-- BEGIN Stored data --

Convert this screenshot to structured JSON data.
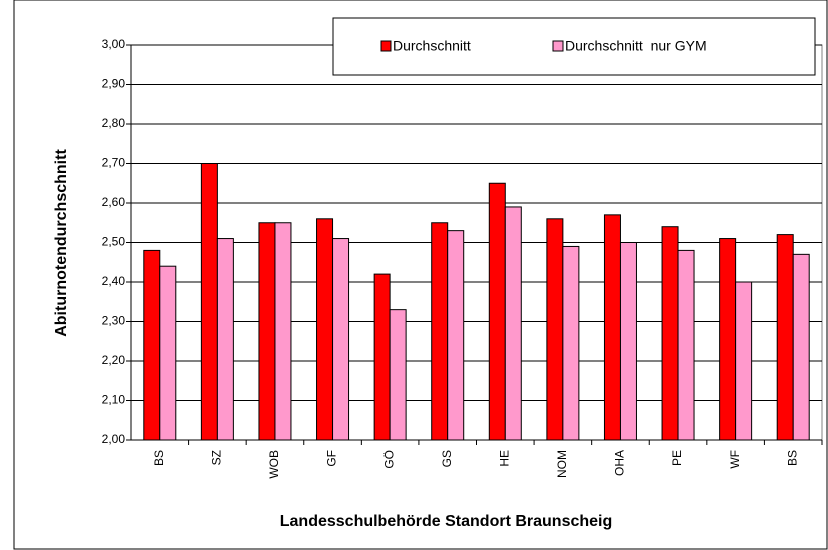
{
  "chart_data": {
    "type": "bar",
    "x_label": "Landesschulbehörde Standort Braunscheig",
    "y_label": "Abiturnotendurchschnitt",
    "categories": [
      "BS",
      "SZ",
      "WOB",
      "GF",
      "GÖ",
      "GS",
      "HE",
      "NOM",
      "OHA",
      "PE",
      "WF",
      "BS"
    ],
    "series": [
      {
        "name": "Durchschnitt",
        "color": "#ff0000",
        "values": [
          2.48,
          2.7,
          2.55,
          2.56,
          2.42,
          2.55,
          2.65,
          2.56,
          2.57,
          2.54,
          2.51,
          2.52
        ]
      },
      {
        "name": "Durchschnitt  nur GYM",
        "color": "#ff99cc",
        "values": [
          2.44,
          2.51,
          2.55,
          2.51,
          2.33,
          2.53,
          2.59,
          2.49,
          2.5,
          2.48,
          2.4,
          2.47
        ]
      }
    ],
    "ylim": [
      2.0,
      3.0
    ],
    "yticks": [
      {
        "value": 2.0,
        "label": "2,00"
      },
      {
        "value": 2.1,
        "label": "2,10"
      },
      {
        "value": 2.2,
        "label": "2,20"
      },
      {
        "value": 2.3,
        "label": "2,30"
      },
      {
        "value": 2.4,
        "label": "2,40"
      },
      {
        "value": 2.5,
        "label": "2,50"
      },
      {
        "value": 2.6,
        "label": "2,60"
      },
      {
        "value": 2.7,
        "label": "2,70"
      },
      {
        "value": 2.8,
        "label": "2,80"
      },
      {
        "value": 2.9,
        "label": "2,90"
      },
      {
        "value": 3.0,
        "label": "3,00"
      }
    ],
    "grid": true,
    "legend_position": "top-right"
  }
}
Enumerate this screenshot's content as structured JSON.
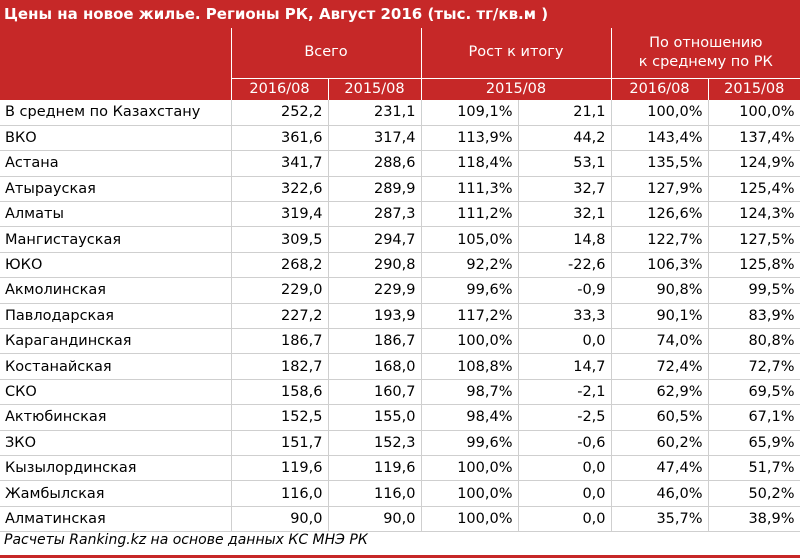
{
  "title": "Цены на новое жилье. Регионы РК, Август 2016 (тыс. тг/кв.м )",
  "headers": {
    "total": "Всего",
    "growth": "Рост к итогу",
    "ratio_line1": "По отношению",
    "ratio_line2": "к среднему по РК",
    "y2016": "2016/08",
    "y2015": "2015/08",
    "growth_period": "2015/08",
    "ratio_2016": "2016/08",
    "ratio_2015": "2015/08"
  },
  "rows": [
    {
      "region": "В среднем по Казахстану",
      "p2016": "252,2",
      "p2015": "231,1",
      "growth_pct": "109,1%",
      "growth_abs": "21,1",
      "ratio2016": "100,0%",
      "ratio2015": "100,0%"
    },
    {
      "region": "ВКО",
      "p2016": "361,6",
      "p2015": "317,4",
      "growth_pct": "113,9%",
      "growth_abs": "44,2",
      "ratio2016": "143,4%",
      "ratio2015": "137,4%"
    },
    {
      "region": "Астана",
      "p2016": "341,7",
      "p2015": "288,6",
      "growth_pct": "118,4%",
      "growth_abs": "53,1",
      "ratio2016": "135,5%",
      "ratio2015": "124,9%"
    },
    {
      "region": "Атырауская",
      "p2016": "322,6",
      "p2015": "289,9",
      "growth_pct": "111,3%",
      "growth_abs": "32,7",
      "ratio2016": "127,9%",
      "ratio2015": "125,4%"
    },
    {
      "region": "Алматы",
      "p2016": "319,4",
      "p2015": "287,3",
      "growth_pct": "111,2%",
      "growth_abs": "32,1",
      "ratio2016": "126,6%",
      "ratio2015": "124,3%"
    },
    {
      "region": "Мангистауская",
      "p2016": "309,5",
      "p2015": "294,7",
      "growth_pct": "105,0%",
      "growth_abs": "14,8",
      "ratio2016": "122,7%",
      "ratio2015": "127,5%"
    },
    {
      "region": "ЮКО",
      "p2016": "268,2",
      "p2015": "290,8",
      "growth_pct": "92,2%",
      "growth_abs": "-22,6",
      "ratio2016": "106,3%",
      "ratio2015": "125,8%"
    },
    {
      "region": "Акмолинская",
      "p2016": "229,0",
      "p2015": "229,9",
      "growth_pct": "99,6%",
      "growth_abs": "-0,9",
      "ratio2016": "90,8%",
      "ratio2015": "99,5%"
    },
    {
      "region": "Павлодарская",
      "p2016": "227,2",
      "p2015": "193,9",
      "growth_pct": "117,2%",
      "growth_abs": "33,3",
      "ratio2016": "90,1%",
      "ratio2015": "83,9%"
    },
    {
      "region": "Карагандинская",
      "p2016": "186,7",
      "p2015": "186,7",
      "growth_pct": "100,0%",
      "growth_abs": "0,0",
      "ratio2016": "74,0%",
      "ratio2015": "80,8%"
    },
    {
      "region": "Костанайская",
      "p2016": "182,7",
      "p2015": "168,0",
      "growth_pct": "108,8%",
      "growth_abs": "14,7",
      "ratio2016": "72,4%",
      "ratio2015": "72,7%"
    },
    {
      "region": "СКО",
      "p2016": "158,6",
      "p2015": "160,7",
      "growth_pct": "98,7%",
      "growth_abs": "-2,1",
      "ratio2016": "62,9%",
      "ratio2015": "69,5%"
    },
    {
      "region": "Актюбинская",
      "p2016": "152,5",
      "p2015": "155,0",
      "growth_pct": "98,4%",
      "growth_abs": "-2,5",
      "ratio2016": "60,5%",
      "ratio2015": "67,1%"
    },
    {
      "region": "ЗКО",
      "p2016": "151,7",
      "p2015": "152,3",
      "growth_pct": "99,6%",
      "growth_abs": "-0,6",
      "ratio2016": "60,2%",
      "ratio2015": "65,9%"
    },
    {
      "region": "Кызылординская",
      "p2016": "119,6",
      "p2015": "119,6",
      "growth_pct": "100,0%",
      "growth_abs": "0,0",
      "ratio2016": "47,4%",
      "ratio2015": "51,7%"
    },
    {
      "region": "Жамбылская",
      "p2016": "116,0",
      "p2015": "116,0",
      "growth_pct": "100,0%",
      "growth_abs": "0,0",
      "ratio2016": "46,0%",
      "ratio2015": "50,2%"
    },
    {
      "region": "Алматинская",
      "p2016": "90,0",
      "p2015": "90,0",
      "growth_pct": "100,0%",
      "growth_abs": "0,0",
      "ratio2016": "35,7%",
      "ratio2015": "38,9%"
    }
  ],
  "footer": "Расчеты Ranking.kz на основе данных КС МНЭ РК",
  "colors": {
    "header_bg": "#c62828",
    "header_text": "#ffffff",
    "grid": "#cfcfcf"
  }
}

-- END Stored data --

Quote the records above in full, dropping each picture.

-- The solution --
Convert this screenshot to structured JSON data.
{
  "chart_data": {
    "type": "bar",
    "x_label": "Landesschulbehörde Standort Braunscheig",
    "y_label": "Abiturnotendurchschnitt",
    "categories": [
      "BS",
      "SZ",
      "WOB",
      "GF",
      "GÖ",
      "GS",
      "HE",
      "NOM",
      "OHA",
      "PE",
      "WF",
      "BS"
    ],
    "series": [
      {
        "name": "Durchschnitt",
        "color": "#ff0000",
        "values": [
          2.48,
          2.7,
          2.55,
          2.56,
          2.42,
          2.55,
          2.65,
          2.56,
          2.57,
          2.54,
          2.51,
          2.52
        ]
      },
      {
        "name": "Durchschnitt  nur GYM",
        "color": "#ff99cc",
        "values": [
          2.44,
          2.51,
          2.55,
          2.51,
          2.33,
          2.53,
          2.59,
          2.49,
          2.5,
          2.48,
          2.4,
          2.47
        ]
      }
    ],
    "ylim": [
      2.0,
      3.0
    ],
    "yticks": [
      {
        "value": 2.0,
        "label": "2,00"
      },
      {
        "value": 2.1,
        "label": "2,10"
      },
      {
        "value": 2.2,
        "label": "2,20"
      },
      {
        "value": 2.3,
        "label": "2,30"
      },
      {
        "value": 2.4,
        "label": "2,40"
      },
      {
        "value": 2.5,
        "label": "2,50"
      },
      {
        "value": 2.6,
        "label": "2,60"
      },
      {
        "value": 2.7,
        "label": "2,70"
      },
      {
        "value": 2.8,
        "label": "2,80"
      },
      {
        "value": 2.9,
        "label": "2,90"
      },
      {
        "value": 3.0,
        "label": "3,00"
      }
    ],
    "grid": true,
    "legend_position": "top-right"
  }
}
Enumerate this screenshot's content as structured JSON.
{
  "title": "Цены на новое жилье. Регионы РК, Август 2016 (тыс. тг/кв.м )",
  "headers": {
    "total": "Всего",
    "growth": "Рост к итогу",
    "ratio_line1": "По отношению",
    "ratio_line2": "к среднему по РК",
    "y2016": "2016/08",
    "y2015": "2015/08",
    "growth_period": "2015/08",
    "ratio_2016": "2016/08",
    "ratio_2015": "2015/08"
  },
  "rows": [
    {
      "region": "В среднем по Казахстану",
      "p2016": "252,2",
      "p2015": "231,1",
      "growth_pct": "109,1%",
      "growth_abs": "21,1",
      "ratio2016": "100,0%",
      "ratio2015": "100,0%"
    },
    {
      "region": "ВКО",
      "p2016": "361,6",
      "p2015": "317,4",
      "growth_pct": "113,9%",
      "growth_abs": "44,2",
      "ratio2016": "143,4%",
      "ratio2015": "137,4%"
    },
    {
      "region": "Астана",
      "p2016": "341,7",
      "p2015": "288,6",
      "growth_pct": "118,4%",
      "growth_abs": "53,1",
      "ratio2016": "135,5%",
      "ratio2015": "124,9%"
    },
    {
      "region": "Атырауская",
      "p2016": "322,6",
      "p2015": "289,9",
      "growth_pct": "111,3%",
      "growth_abs": "32,7",
      "ratio2016": "127,9%",
      "ratio2015": "125,4%"
    },
    {
      "region": "Алматы",
      "p2016": "319,4",
      "p2015": "287,3",
      "growth_pct": "111,2%",
      "growth_abs": "32,1",
      "ratio2016": "126,6%",
      "ratio2015": "124,3%"
    },
    {
      "region": "Мангистауская",
      "p2016": "309,5",
      "p2015": "294,7",
      "growth_pct": "105,0%",
      "growth_abs": "14,8",
      "ratio2016": "122,7%",
      "ratio2015": "127,5%"
    },
    {
      "region": "ЮКО",
      "p2016": "268,2",
      "p2015": "290,8",
      "growth_pct": "92,2%",
      "growth_abs": "-22,6",
      "ratio2016": "106,3%",
      "ratio2015": "125,8%"
    },
    {
      "region": "Акмолинская",
      "p2016": "229,0",
      "p2015": "229,9",
      "growth_pct": "99,6%",
      "growth_abs": "-0,9",
      "ratio2016": "90,8%",
      "ratio2015": "99,5%"
    },
    {
      "region": "Павлодарская",
      "p2016": "227,2",
      "p2015": "193,9",
      "growth_pct": "117,2%",
      "growth_abs": "33,3",
      "ratio2016": "90,1%",
      "ratio2015": "83,9%"
    },
    {
      "region": "Карагандинская",
      "p2016": "186,7",
      "p2015": "186,7",
      "growth_pct": "100,0%",
      "growth_abs": "0,0",
      "ratio2016": "74,0%",
      "ratio2015": "80,8%"
    },
    {
      "region": "Костанайская",
      "p2016": "182,7",
      "p2015": "168,0",
      "growth_pct": "108,8%",
      "growth_abs": "14,7",
      "ratio2016": "72,4%",
      "ratio2015": "72,7%"
    },
    {
      "region": "СКО",
      "p2016": "158,6",
      "p2015": "160,7",
      "growth_pct": "98,7%",
      "growth_abs": "-2,1",
      "ratio2016": "62,9%",
      "ratio2015": "69,5%"
    },
    {
      "region": "Актюбинская",
      "p2016": "152,5",
      "p2015": "155,0",
      "growth_pct": "98,4%",
      "growth_abs": "-2,5",
      "ratio2016": "60,5%",
      "ratio2015": "67,1%"
    },
    {
      "region": "ЗКО",
      "p2016": "151,7",
      "p2015": "152,3",
      "growth_pct": "99,6%",
      "growth_abs": "-0,6",
      "ratio2016": "60,2%",
      "ratio2015": "65,9%"
    },
    {
      "region": "Кызылординская",
      "p2016": "119,6",
      "p2015": "119,6",
      "growth_pct": "100,0%",
      "growth_abs": "0,0",
      "ratio2016": "47,4%",
      "ratio2015": "51,7%"
    },
    {
      "region": "Жамбылская",
      "p2016": "116,0",
      "p2015": "116,0",
      "growth_pct": "100,0%",
      "growth_abs": "0,0",
      "ratio2016": "46,0%",
      "ratio2015": "50,2%"
    },
    {
      "region": "Алматинская",
      "p2016": "90,0",
      "p2015": "90,0",
      "growth_pct": "100,0%",
      "growth_abs": "0,0",
      "ratio2016": "35,7%",
      "ratio2015": "38,9%"
    }
  ],
  "footer": "Расчеты Ranking.kz на основе данных КС МНЭ РК",
  "colors": {
    "header_bg": "#c62828",
    "header_text": "#ffffff",
    "grid": "#cfcfcf"
  }
}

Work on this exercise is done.